** Extracted text **
:::::

Australian Churches Move to Work Together

We Maniacs discussed this internally somewhat yesterday… Actually, it was mentioned and then commented on by HeathenBoy. It then degenerated into an intense discussion on the religious worldview of said HeathenBoy. Interesting day to say the least.

Anyway, Australia’s Catholic Bishops and representatives of 14 Protestant denominations committed to a sharing of resources and ministers. The Church did not commit to intercommunion though. What was agreed was that all of them would recognize each other’s baptisms and some agreed to exchange ministers. At first I missed some of the details about the intercommunion and it being a parital sharing of ministers. That is what generated the discussion by HeathenBoy. He commented that you can’t have non-Catholics participate in the officiating of Mass or distributing Communion. Doesn’t work. Smart, for a heathen. 🙂

I view this development as a mixed bag. I am pleased that the umbrella group (National Council of Churches, which doesn’t include Baptists, Pentecostals or Presbyterians) has recognized the role of Baptism in that it is a one-time thing if valid and that it is effecacious or leaves a permanent mark of some kind on the person. That at least is the conclusion I draw by their recognition of each other’s baptisms. If you recognize it, no need to do it again. Legit is legit. Too bad we didn’t get the Baptists and Pentecostals in on this as they seem to be the ones most likely to reject the Traditional view of Baptism as permanent, necessary and regenerative.

:::::

** Problem statement **
Repeat the stretch of the post on Australian churches working together from "I view this" through "necessary and regenerative." word for word.

[Records from a data collection]

:::::

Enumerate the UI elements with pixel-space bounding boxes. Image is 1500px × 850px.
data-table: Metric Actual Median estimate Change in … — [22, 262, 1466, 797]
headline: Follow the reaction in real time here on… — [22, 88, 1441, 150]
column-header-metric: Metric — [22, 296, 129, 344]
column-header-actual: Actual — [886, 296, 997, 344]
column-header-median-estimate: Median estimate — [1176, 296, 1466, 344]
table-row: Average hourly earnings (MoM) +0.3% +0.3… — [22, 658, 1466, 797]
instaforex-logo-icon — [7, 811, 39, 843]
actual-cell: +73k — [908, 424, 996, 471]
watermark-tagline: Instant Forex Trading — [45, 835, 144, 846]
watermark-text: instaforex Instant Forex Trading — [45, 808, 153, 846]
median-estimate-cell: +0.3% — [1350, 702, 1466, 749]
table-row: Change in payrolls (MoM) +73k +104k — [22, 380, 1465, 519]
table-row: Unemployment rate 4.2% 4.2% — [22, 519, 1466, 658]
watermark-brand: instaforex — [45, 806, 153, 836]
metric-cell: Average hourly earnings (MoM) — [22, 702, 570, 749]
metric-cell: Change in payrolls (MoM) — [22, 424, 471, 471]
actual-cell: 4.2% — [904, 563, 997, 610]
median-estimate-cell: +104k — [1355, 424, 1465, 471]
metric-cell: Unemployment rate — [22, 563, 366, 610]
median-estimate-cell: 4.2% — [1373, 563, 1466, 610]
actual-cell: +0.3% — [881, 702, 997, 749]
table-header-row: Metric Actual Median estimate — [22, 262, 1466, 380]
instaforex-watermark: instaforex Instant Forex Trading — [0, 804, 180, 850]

:::::

** Answer to this problem **
I view this development as a mixed bag. I am pleased that the umbrella group (National Council of Churches, which doesn’t include Baptists, Pentecostals or Presbyterians) has recognized the role of Baptism in that it is a one-time thing if valid and that it is effecacious or leaves a permanent mark of some kind on the person. That at least is the conclusion I draw by their recognition of each other’s baptisms. If you recognize it, no need to do it again. Legit is legit. Too bad we didn’t get the Baptists and Pentecostals in on this as they seem to be the ones most likely to reject the Traditional view of Baptism as permanent, necessary and regenerative.